Directions for this task: List, from the lines below, each one with "title" in it.

——————

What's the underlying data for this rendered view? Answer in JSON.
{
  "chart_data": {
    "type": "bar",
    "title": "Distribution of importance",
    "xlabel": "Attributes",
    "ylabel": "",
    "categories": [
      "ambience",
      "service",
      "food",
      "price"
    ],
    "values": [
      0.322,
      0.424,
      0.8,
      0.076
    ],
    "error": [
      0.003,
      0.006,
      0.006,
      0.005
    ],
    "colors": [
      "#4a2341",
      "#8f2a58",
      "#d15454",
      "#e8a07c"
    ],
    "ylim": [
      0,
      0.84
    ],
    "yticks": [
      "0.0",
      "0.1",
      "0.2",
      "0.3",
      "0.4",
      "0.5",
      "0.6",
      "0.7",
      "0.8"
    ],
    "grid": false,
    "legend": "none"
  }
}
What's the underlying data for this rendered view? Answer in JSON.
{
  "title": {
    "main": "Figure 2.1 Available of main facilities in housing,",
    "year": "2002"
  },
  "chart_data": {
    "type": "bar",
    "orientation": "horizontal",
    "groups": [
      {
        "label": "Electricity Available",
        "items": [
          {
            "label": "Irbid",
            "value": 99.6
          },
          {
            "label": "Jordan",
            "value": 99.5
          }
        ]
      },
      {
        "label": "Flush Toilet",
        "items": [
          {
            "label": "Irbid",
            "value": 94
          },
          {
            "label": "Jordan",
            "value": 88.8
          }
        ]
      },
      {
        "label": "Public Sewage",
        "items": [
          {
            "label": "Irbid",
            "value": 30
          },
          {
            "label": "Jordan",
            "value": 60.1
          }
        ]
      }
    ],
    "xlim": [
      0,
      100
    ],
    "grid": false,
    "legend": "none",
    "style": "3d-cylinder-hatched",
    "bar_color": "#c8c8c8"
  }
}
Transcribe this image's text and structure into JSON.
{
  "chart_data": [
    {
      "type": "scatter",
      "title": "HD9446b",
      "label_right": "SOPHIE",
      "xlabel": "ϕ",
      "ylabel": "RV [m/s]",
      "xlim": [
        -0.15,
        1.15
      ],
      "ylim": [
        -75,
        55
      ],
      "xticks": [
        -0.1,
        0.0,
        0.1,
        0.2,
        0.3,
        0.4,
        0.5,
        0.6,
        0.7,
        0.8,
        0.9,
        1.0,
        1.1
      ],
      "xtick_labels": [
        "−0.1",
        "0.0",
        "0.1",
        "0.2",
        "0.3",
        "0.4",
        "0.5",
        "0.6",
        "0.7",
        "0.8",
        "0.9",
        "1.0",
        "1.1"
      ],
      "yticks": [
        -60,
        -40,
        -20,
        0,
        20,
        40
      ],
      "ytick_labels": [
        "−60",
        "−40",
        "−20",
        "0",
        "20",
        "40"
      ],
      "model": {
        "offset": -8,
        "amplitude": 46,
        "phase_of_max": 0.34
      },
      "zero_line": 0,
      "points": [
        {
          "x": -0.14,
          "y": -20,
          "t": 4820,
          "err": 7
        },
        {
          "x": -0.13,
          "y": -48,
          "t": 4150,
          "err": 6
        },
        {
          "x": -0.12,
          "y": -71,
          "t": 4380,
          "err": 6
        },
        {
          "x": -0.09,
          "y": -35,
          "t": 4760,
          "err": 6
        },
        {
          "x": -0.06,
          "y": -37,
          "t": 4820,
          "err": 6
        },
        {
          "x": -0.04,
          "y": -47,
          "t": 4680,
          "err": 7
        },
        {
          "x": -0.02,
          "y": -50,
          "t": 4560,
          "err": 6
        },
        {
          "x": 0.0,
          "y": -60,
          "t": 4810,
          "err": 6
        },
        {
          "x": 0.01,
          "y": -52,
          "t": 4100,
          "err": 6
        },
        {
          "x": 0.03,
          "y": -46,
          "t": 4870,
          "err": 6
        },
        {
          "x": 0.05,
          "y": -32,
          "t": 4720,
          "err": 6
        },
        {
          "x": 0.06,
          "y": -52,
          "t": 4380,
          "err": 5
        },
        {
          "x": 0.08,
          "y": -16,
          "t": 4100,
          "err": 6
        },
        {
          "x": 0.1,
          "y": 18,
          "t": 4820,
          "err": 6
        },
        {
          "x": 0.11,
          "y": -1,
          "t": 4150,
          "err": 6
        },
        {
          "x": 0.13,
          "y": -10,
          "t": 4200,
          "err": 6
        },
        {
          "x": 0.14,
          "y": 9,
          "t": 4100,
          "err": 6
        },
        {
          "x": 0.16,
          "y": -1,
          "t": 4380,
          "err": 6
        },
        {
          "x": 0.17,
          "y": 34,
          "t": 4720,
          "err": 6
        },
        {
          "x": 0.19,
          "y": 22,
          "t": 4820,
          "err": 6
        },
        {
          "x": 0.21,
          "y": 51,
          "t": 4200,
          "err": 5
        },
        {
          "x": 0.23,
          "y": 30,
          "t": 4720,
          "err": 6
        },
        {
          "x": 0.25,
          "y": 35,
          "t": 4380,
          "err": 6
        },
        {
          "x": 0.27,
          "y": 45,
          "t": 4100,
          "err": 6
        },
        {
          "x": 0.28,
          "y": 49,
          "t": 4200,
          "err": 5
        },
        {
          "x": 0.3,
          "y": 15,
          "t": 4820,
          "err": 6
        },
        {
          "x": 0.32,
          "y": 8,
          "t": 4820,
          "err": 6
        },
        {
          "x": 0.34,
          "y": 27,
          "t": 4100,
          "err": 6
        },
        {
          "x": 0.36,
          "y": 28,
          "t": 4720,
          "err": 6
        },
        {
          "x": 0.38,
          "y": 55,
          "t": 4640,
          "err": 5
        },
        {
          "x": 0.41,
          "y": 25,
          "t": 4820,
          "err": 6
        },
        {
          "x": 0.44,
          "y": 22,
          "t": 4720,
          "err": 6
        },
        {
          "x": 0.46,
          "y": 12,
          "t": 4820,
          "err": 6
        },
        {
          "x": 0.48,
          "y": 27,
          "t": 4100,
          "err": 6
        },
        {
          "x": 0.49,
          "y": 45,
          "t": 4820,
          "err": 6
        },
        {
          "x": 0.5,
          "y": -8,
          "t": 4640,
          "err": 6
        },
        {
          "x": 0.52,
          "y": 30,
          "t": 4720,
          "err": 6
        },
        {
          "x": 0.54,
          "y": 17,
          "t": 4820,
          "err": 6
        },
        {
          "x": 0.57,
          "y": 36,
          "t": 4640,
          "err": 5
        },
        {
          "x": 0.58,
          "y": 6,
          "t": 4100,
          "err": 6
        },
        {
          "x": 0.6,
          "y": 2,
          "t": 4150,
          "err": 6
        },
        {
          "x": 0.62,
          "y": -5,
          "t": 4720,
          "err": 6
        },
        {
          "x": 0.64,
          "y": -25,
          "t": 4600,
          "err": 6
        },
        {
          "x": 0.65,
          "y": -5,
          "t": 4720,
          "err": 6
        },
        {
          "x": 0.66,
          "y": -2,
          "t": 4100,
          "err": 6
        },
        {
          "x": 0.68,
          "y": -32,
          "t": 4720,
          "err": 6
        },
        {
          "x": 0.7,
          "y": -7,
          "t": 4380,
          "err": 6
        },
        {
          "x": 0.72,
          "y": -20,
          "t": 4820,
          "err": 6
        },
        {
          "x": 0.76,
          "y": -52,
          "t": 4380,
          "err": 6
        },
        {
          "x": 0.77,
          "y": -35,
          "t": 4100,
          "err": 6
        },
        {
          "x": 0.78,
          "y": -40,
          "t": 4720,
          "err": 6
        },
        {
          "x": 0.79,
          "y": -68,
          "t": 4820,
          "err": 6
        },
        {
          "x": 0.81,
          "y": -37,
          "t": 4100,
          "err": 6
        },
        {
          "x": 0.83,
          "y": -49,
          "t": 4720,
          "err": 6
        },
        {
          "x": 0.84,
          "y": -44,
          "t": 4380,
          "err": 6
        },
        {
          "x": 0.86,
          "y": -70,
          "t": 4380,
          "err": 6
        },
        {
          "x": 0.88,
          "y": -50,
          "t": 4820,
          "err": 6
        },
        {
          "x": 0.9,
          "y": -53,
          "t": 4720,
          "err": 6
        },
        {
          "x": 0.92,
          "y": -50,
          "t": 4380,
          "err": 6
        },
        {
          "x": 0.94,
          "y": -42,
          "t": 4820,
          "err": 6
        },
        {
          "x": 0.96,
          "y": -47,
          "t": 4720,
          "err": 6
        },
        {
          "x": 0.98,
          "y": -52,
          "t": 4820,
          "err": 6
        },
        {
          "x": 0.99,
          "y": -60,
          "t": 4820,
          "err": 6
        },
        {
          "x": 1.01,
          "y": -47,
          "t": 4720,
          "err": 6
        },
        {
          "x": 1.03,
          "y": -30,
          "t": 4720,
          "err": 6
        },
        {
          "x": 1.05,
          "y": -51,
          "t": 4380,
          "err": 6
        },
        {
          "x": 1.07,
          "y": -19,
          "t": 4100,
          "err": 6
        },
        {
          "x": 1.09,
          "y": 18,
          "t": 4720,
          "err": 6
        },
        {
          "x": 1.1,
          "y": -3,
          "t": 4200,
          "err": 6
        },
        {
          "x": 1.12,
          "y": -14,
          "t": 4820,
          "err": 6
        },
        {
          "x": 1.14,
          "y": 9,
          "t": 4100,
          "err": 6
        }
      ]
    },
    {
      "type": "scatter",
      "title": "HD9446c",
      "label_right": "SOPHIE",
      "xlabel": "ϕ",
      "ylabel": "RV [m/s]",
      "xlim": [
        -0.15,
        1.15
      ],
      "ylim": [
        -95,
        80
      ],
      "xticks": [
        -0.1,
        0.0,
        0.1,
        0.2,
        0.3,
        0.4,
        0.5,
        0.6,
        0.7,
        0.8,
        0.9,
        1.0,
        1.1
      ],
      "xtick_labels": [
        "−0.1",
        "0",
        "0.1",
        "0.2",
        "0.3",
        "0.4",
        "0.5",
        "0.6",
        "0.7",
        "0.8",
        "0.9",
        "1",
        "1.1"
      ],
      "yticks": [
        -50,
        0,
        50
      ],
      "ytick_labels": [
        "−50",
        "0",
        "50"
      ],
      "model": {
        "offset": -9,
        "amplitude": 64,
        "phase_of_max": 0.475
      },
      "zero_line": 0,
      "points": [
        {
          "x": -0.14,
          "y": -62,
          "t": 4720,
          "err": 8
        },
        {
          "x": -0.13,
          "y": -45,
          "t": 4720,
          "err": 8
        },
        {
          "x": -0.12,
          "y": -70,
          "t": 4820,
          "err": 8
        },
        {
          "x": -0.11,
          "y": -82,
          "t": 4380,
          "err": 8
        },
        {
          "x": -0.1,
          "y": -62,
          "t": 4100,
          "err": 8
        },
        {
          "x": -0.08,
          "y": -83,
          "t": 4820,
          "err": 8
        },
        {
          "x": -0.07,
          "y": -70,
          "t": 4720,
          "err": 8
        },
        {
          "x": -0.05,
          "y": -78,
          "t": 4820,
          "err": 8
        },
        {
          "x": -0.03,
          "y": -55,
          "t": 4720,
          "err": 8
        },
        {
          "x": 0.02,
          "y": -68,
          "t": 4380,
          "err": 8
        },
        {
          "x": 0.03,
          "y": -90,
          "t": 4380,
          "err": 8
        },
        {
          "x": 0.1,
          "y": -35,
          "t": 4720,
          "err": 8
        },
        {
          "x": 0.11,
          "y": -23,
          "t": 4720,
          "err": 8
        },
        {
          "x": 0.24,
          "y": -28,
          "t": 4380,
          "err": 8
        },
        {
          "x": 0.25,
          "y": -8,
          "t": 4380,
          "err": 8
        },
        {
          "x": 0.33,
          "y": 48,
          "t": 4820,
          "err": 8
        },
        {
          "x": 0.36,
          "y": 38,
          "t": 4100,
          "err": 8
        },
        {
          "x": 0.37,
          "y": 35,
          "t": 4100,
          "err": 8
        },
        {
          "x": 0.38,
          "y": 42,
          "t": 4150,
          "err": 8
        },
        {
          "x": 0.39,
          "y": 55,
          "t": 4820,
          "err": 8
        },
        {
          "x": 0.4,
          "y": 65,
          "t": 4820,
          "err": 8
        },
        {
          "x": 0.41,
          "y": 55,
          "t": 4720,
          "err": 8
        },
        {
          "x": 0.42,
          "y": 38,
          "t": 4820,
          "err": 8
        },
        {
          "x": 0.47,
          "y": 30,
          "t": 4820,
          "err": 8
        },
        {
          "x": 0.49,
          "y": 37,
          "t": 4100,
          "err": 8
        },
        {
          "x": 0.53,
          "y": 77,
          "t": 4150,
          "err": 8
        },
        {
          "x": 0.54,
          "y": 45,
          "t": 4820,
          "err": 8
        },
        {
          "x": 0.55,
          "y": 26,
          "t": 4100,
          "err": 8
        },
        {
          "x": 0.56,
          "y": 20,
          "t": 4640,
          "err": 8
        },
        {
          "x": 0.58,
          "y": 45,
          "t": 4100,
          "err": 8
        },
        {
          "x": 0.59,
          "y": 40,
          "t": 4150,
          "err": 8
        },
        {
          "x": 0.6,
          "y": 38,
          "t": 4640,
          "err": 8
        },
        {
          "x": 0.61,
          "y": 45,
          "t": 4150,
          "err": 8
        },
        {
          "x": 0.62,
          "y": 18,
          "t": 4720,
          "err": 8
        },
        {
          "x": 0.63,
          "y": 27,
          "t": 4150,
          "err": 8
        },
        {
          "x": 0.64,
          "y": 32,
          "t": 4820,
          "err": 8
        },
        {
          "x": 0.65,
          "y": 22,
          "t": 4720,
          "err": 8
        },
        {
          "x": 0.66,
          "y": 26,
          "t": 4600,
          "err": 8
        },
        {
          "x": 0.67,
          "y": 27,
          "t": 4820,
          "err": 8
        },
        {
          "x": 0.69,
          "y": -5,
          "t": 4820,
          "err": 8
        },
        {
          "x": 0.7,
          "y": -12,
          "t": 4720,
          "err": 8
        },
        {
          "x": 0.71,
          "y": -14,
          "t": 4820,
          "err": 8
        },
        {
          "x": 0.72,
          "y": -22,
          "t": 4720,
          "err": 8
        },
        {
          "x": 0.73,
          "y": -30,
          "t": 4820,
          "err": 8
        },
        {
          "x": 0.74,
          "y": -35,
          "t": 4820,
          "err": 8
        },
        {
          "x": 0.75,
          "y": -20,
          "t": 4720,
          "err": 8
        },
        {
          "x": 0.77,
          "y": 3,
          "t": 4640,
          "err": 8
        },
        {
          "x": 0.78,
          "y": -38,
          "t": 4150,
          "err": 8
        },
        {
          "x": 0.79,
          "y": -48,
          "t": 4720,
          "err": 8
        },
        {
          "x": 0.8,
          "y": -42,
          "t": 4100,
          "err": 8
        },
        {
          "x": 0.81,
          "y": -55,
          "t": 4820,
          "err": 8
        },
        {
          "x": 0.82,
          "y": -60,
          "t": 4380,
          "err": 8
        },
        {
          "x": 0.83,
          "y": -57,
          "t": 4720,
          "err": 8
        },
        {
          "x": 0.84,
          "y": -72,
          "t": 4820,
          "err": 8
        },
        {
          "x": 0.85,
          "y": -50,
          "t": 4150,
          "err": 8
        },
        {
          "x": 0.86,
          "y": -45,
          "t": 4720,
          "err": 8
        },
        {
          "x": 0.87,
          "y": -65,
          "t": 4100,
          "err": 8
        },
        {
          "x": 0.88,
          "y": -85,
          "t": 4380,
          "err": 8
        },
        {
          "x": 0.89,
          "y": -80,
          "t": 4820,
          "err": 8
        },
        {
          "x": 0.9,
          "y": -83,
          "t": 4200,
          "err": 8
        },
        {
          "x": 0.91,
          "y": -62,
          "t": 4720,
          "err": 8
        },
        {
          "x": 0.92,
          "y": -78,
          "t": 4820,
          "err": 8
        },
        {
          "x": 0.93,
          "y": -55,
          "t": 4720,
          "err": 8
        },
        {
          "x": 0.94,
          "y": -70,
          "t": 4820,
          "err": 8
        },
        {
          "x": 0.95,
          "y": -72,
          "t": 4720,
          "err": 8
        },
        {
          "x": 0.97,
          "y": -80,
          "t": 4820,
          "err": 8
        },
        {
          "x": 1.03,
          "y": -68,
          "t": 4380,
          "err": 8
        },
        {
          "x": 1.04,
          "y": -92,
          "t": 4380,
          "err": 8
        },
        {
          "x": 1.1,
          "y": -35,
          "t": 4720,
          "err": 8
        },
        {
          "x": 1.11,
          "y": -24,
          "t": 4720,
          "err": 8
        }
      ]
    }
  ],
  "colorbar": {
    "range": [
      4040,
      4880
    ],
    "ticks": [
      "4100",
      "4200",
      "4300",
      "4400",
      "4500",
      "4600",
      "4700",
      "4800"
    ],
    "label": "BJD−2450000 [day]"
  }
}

——————

Reply to the task:
    "title": "Distribution of importance",
  "title": {
      "title": "HD9446b",
      "title": "HD9446c",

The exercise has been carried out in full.